**THE TASK:**
List all lines of the data that include the string "this".
++++++
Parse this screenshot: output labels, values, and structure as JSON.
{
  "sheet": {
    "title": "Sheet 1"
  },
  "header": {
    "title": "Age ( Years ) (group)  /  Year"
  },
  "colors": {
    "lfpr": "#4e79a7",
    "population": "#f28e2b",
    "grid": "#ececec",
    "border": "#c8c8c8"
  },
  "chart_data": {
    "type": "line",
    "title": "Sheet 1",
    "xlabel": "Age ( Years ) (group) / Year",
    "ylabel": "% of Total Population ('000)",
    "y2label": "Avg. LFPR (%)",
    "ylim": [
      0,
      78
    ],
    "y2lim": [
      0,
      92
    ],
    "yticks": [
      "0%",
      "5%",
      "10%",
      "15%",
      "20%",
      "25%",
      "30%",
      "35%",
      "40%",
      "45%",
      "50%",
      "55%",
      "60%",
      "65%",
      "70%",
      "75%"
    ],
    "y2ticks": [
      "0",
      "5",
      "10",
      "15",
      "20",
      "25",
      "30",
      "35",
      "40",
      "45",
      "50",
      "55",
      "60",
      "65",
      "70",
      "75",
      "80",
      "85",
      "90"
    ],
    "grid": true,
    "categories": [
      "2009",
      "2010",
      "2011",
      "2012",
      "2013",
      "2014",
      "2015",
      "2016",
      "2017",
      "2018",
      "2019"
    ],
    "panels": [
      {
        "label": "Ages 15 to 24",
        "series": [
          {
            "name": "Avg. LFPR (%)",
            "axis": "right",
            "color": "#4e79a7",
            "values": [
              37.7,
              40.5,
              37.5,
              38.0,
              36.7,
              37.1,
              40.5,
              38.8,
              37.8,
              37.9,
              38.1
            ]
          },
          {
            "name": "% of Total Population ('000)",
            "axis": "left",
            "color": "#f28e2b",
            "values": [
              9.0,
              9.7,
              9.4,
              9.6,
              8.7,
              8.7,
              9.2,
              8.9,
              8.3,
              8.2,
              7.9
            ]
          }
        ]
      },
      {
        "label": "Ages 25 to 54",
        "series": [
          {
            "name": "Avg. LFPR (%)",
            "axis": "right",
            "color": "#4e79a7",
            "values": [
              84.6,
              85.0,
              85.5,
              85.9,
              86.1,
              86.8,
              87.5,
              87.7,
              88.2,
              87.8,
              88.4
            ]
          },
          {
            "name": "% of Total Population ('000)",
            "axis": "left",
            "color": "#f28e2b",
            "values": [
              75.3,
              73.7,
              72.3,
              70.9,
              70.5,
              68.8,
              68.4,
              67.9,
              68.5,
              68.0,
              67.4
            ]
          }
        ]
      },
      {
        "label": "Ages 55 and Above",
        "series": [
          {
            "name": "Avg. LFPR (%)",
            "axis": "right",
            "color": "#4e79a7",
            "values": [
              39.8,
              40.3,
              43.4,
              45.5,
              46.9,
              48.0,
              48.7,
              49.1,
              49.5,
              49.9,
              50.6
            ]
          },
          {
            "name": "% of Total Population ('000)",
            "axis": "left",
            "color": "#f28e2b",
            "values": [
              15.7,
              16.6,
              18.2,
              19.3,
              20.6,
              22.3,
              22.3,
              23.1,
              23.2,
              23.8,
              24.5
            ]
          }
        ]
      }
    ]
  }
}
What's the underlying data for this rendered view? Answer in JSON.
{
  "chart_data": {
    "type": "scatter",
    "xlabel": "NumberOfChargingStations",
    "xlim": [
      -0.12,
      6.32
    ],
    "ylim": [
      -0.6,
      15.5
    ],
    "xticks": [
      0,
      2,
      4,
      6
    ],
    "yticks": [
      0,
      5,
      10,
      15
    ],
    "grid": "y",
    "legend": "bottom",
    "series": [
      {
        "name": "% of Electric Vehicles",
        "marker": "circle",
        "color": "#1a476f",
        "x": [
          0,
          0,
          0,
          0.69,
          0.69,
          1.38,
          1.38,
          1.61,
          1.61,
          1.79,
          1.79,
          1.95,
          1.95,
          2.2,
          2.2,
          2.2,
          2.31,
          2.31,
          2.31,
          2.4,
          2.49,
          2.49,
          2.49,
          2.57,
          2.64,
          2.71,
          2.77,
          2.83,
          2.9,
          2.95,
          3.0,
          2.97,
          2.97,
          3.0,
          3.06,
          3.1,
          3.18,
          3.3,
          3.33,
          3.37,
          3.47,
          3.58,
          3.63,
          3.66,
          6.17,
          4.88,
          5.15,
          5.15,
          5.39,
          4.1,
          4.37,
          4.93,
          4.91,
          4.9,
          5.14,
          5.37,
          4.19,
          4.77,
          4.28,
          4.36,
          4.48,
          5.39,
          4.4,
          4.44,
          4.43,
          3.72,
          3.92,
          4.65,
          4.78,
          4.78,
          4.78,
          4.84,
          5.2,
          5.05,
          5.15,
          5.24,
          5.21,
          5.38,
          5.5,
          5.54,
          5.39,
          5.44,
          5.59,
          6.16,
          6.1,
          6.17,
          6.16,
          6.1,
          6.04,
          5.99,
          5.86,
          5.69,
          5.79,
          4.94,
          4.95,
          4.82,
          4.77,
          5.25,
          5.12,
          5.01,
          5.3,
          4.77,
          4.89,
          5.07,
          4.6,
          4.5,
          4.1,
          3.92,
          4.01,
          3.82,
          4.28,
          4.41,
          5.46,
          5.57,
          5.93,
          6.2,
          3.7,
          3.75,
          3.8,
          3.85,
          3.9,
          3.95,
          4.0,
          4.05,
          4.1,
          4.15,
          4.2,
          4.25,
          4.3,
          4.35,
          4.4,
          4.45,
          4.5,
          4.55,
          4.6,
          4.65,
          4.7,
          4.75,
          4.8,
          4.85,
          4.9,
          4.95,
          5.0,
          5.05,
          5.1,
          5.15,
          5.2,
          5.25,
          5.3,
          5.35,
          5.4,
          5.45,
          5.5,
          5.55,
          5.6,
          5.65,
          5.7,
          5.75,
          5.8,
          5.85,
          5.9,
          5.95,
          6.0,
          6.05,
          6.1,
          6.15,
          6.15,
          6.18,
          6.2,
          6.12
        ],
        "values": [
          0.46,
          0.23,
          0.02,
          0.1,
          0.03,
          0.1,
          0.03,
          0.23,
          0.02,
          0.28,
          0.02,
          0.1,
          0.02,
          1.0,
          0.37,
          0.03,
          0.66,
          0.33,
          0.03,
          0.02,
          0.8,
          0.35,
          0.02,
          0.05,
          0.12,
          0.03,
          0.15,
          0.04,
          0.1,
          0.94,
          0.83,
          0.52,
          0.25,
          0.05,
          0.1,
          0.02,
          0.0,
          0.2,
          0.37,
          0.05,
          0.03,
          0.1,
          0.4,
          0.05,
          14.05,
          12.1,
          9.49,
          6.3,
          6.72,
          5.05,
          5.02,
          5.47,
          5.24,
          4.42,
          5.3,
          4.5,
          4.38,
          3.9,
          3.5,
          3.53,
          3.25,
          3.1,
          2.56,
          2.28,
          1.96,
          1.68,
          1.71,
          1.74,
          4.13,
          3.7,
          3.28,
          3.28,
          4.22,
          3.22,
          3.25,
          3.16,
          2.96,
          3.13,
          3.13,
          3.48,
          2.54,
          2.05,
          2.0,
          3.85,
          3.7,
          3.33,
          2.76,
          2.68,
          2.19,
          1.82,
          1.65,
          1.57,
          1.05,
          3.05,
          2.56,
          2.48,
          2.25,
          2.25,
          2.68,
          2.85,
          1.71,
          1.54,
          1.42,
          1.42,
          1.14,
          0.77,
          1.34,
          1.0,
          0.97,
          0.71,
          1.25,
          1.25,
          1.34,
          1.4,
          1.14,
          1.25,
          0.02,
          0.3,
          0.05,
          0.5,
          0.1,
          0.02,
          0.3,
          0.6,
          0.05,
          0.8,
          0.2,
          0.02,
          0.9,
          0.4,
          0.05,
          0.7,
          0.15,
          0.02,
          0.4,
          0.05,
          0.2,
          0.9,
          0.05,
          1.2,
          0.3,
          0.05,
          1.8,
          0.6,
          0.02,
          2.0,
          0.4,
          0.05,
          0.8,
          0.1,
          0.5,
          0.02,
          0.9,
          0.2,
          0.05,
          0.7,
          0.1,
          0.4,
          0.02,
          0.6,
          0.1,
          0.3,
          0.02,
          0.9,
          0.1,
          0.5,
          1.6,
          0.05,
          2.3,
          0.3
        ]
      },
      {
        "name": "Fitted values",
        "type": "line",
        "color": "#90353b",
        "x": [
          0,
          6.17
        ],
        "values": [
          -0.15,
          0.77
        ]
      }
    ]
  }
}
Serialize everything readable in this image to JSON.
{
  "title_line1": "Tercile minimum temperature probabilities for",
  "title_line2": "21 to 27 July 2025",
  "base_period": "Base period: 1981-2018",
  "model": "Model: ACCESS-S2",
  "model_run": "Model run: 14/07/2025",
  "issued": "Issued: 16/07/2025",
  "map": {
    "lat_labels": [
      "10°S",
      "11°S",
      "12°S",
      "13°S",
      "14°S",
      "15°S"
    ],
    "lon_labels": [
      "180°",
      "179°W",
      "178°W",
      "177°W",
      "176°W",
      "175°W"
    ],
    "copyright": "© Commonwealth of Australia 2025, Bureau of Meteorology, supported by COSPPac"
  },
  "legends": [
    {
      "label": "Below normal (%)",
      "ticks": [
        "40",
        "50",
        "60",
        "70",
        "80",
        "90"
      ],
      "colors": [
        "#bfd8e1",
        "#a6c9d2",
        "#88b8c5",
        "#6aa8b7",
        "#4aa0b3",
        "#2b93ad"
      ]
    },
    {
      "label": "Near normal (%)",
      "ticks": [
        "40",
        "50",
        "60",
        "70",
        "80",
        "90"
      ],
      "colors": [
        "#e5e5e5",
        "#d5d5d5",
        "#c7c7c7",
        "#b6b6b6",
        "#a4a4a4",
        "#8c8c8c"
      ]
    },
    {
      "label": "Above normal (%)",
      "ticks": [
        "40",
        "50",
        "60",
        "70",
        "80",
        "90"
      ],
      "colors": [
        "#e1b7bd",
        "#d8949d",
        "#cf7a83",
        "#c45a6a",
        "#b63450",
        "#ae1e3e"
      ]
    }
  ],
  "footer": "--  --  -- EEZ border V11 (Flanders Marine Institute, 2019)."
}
++++++
**COMPLETED TASK:**
Parse this screenshot: output labels, values, and structure as JSON.
What's the underlying data for this rendered view? Answer in JSON.
Serialize everything readable in this image to JSON.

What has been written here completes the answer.